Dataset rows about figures
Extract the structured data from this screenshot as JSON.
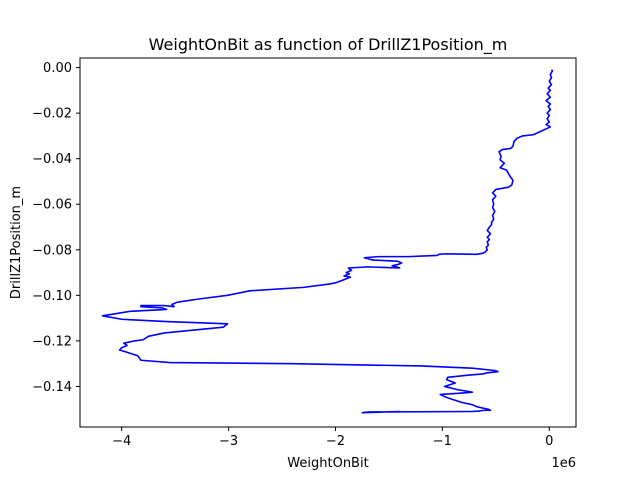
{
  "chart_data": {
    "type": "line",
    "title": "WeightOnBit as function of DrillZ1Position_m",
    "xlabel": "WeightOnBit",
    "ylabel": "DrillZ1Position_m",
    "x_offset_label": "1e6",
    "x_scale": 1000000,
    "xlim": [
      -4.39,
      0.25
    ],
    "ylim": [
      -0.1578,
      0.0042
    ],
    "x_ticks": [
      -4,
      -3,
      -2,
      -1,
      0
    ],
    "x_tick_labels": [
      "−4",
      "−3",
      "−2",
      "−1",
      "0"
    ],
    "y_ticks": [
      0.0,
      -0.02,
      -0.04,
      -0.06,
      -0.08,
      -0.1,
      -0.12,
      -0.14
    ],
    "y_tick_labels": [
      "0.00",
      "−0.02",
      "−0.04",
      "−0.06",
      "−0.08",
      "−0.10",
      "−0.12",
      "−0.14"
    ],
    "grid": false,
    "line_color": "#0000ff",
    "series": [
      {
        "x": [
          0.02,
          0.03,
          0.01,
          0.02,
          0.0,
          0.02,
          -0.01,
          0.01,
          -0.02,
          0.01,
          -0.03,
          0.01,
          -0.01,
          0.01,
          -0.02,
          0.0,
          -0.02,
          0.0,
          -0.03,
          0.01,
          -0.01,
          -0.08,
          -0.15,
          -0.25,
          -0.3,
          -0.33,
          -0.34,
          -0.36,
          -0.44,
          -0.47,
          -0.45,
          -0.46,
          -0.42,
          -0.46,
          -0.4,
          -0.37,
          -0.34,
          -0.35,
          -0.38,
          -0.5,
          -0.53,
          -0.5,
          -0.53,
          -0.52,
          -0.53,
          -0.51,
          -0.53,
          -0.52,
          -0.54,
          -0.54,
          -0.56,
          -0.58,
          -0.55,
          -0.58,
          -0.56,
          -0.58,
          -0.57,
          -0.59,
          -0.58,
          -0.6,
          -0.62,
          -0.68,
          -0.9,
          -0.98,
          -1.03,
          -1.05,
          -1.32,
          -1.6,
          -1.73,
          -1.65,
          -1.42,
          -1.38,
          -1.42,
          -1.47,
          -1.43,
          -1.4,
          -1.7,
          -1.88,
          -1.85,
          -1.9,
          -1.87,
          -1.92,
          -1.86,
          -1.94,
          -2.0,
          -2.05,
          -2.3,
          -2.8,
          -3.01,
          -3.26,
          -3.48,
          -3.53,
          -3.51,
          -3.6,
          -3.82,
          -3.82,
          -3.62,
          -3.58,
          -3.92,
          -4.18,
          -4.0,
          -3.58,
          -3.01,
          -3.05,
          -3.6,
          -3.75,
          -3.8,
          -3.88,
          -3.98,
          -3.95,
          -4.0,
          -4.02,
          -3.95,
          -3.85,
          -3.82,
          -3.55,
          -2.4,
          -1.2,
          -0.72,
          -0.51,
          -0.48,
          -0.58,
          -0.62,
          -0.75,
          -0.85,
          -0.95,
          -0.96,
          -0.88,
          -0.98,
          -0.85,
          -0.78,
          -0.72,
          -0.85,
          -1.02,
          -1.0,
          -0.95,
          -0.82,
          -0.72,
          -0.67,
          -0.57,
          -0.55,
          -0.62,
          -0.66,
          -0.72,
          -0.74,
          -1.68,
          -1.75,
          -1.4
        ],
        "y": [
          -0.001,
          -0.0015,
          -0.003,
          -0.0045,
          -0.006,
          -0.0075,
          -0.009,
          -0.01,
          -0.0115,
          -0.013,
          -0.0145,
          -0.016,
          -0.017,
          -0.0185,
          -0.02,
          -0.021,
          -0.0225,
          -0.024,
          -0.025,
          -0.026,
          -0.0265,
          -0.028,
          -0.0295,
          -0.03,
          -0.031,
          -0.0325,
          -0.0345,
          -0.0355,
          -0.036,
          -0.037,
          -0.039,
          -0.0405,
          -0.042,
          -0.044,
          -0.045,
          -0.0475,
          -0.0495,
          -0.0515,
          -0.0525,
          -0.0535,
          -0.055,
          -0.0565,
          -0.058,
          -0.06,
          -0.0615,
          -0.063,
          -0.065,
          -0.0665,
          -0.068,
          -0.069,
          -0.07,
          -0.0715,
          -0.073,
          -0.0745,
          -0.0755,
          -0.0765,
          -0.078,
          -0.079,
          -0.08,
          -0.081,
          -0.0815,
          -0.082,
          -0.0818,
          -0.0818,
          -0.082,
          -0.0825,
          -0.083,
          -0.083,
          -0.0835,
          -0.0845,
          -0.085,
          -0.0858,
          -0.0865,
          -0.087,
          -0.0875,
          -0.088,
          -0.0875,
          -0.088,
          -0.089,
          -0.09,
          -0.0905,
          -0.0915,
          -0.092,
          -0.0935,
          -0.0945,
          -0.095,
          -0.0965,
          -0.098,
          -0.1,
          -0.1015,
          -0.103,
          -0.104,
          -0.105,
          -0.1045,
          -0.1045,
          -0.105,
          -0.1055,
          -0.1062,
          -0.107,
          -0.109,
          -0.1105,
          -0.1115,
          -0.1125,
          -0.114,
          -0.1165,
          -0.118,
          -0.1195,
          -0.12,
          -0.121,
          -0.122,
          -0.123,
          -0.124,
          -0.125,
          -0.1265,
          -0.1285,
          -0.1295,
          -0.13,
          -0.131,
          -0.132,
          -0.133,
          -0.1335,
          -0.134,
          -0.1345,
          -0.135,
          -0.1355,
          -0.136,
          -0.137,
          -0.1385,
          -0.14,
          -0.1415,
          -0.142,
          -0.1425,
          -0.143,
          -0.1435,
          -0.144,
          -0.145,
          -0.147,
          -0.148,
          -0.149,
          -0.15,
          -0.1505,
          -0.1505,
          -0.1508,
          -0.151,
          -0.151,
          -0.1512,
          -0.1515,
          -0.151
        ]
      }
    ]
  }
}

• **What is being asked**:
Among the lines of the material above, how many include the string "WeightOnBit"? Report only that number.

• **Task solution**:
2